__Written task__
Write out each line beneath this one exactly as it reads.

__Records from a collection__
※
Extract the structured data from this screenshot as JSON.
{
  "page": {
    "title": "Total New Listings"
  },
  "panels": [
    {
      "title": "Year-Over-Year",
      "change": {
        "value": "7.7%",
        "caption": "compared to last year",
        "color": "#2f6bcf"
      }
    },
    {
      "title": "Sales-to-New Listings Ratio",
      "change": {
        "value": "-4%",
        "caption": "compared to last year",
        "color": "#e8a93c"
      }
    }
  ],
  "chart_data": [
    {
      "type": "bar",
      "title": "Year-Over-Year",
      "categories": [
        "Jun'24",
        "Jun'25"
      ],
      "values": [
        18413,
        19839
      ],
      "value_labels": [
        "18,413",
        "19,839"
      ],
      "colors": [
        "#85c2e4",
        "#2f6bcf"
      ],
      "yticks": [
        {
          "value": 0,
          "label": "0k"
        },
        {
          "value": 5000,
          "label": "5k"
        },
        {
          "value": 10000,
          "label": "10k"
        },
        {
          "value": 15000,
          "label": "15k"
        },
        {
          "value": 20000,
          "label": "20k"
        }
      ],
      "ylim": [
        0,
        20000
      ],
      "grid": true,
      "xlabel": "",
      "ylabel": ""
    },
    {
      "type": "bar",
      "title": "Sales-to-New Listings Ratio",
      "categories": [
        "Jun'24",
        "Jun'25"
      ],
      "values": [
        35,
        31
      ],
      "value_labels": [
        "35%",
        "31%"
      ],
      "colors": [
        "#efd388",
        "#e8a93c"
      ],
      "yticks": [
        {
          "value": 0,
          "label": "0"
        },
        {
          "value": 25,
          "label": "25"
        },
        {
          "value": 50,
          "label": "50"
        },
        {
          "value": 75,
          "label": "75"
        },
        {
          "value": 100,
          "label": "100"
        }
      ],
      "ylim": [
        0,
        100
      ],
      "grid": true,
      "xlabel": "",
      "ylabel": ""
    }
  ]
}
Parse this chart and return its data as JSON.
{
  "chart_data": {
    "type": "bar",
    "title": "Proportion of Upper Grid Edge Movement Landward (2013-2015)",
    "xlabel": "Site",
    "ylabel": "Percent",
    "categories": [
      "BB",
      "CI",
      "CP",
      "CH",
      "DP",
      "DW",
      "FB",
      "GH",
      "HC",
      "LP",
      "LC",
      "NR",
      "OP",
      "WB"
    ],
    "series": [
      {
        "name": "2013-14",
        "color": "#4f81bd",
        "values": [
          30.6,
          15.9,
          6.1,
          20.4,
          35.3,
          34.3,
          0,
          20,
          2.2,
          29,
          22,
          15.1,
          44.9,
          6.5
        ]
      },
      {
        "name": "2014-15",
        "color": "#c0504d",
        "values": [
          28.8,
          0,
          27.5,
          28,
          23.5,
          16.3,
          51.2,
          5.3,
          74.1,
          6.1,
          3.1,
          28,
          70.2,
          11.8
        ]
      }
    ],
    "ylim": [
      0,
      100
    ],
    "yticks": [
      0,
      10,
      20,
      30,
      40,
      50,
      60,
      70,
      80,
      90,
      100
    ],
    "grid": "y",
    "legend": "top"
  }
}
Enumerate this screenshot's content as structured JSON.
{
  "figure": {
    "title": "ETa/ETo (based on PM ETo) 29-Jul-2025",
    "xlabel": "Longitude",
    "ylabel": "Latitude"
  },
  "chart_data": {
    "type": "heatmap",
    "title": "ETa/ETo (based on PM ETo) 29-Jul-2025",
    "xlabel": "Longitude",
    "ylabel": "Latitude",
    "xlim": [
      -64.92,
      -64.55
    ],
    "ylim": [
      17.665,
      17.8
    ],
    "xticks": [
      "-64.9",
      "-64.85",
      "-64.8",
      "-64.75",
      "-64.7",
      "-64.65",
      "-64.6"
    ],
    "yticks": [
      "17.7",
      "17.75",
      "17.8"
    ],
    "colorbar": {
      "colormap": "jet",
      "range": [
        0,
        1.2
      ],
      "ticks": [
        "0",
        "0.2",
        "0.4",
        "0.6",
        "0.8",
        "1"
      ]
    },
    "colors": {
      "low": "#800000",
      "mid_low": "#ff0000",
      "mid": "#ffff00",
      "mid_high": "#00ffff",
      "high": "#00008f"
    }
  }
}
※
__Reply__
Extract the structured data from this screenshot as JSON.
{
  "page": {
    "title": "Total New Listings"
  },
  "panels": [
    {
      "title": "Year-Over-Year",
      "change": {
        "value": "7.7%",
        "caption": "compared to last year",
        "color": "#2f6bcf"
      }
    },
    {
      "title": "Sales-to-New Listings Ratio",
      "change": {
        "value": "-4%",
        "caption": "compared to last year",
        "color": "#e8a93c"
      }
    }
  ],
  "chart_data": [
    {
      "type": "bar",
      "title": "Year-Over-Year",
      "categories": [
        "Jun'24",
        "Jun'25"
      ],
      "values": [
        18413,
        19839
      ],
      "value_labels": [
        "18,413",
        "19,839"
      ],
      "colors": [
        "#85c2e4",
        "#2f6bcf"
      ],
      "yticks": [
        {
          "value": 0,
          "label": "0k"
        },
        {
          "value": 5000,
          "label": "5k"
        },
        {
          "value": 10000,
          "label": "10k"
        },
        {
          "value": 15000,
          "label": "15k"
        },
        {
          "value": 20000,
          "label": "20k"
        }
      ],
      "ylim": [
        0,
        20000
      ],
      "grid": true,
      "xlabel": "",
      "ylabel": ""
    },
    {
      "type": "bar",
      "title": "Sales-to-New Listings Ratio",
      "categories": [
        "Jun'24",
        "Jun'25"
      ],
      "values": [
        35,
        31
      ],
      "value_labels": [
        "35%",
        "31%"
      ],
      "colors": [
        "#efd388",
        "#e8a93c"
      ],
      "yticks": [
        {
          "value": 0,
          "label": "0"
        },
        {
          "value": 25,
          "label": "25"
        },
        {
          "value": 50,
          "label": "50"
        },
        {
          "value": 75,
          "label": "75"
        },
        {
          "value": 100,
          "label": "100"
        }
      ],
      "ylim": [
        0,
        100
      ],
      "grid": true,
      "xlabel": "",
      "ylabel": ""
    }
  ]
}
Parse this chart and return its data as JSON.
{
  "chart_data": {
    "type": "bar",
    "title": "Proportion of Upper Grid Edge Movement Landward (2013-2015)",
    "xlabel": "Site",
    "ylabel": "Percent",
    "categories": [
      "BB",
      "CI",
      "CP",
      "CH",
      "DP",
      "DW",
      "FB",
      "GH",
      "HC",
      "LP",
      "LC",
      "NR",
      "OP",
      "WB"
    ],
    "series": [
      {
        "name": "2013-14",
        "color": "#4f81bd",
        "values": [
          30.6,
          15.9,
          6.1,
          20.4,
          35.3,
          34.3,
          0,
          20,
          2.2,
          29,
          22,
          15.1,
          44.9,
          6.5
        ]
      },
      {
        "name": "2014-15",
        "color": "#c0504d",
        "values": [
          28.8,
          0,
          27.5,
          28,
          23.5,
          16.3,
          51.2,
          5.3,
          74.1,
          6.1,
          3.1,
          28,
          70.2,
          11.8
        ]
      }
    ],
    "ylim": [
      0,
      100
    ],
    "yticks": [
      0,
      10,
      20,
      30,
      40,
      50,
      60,
      70,
      80,
      90,
      100
    ],
    "grid": "y",
    "legend": "top"
  }
}
Enumerate this screenshot's content as structured JSON.
{
  "figure": {
    "title": "ETa/ETo (based on PM ETo) 29-Jul-2025",
    "xlabel": "Longitude",
    "ylabel": "Latitude"
  },
  "chart_data": {
    "type": "heatmap",
    "title": "ETa/ETo (based on PM ETo) 29-Jul-2025",
    "xlabel": "Longitude",
    "ylabel": "Latitude",
    "xlim": [
      -64.92,
      -64.55
    ],
    "ylim": [
      17.665,
      17.8
    ],
    "xticks": [
      "-64.9",
      "-64.85",
      "-64.8",
      "-64.75",
      "-64.7",
      "-64.65",
      "-64.6"
    ],
    "yticks": [
      "17.7",
      "17.75",
      "17.8"
    ],
    "colorbar": {
      "colormap": "jet",
      "range": [
        0,
        1.2
      ],
      "ticks": [
        "0",
        "0.2",
        "0.4",
        "0.6",
        "0.8",
        "1"
      ]
    },
    "colors": {
      "low": "#800000",
      "mid_low": "#ff0000",
      "mid": "#ffff00",
      "mid_high": "#00ffff",
      "high": "#00008f"
    }
  }
}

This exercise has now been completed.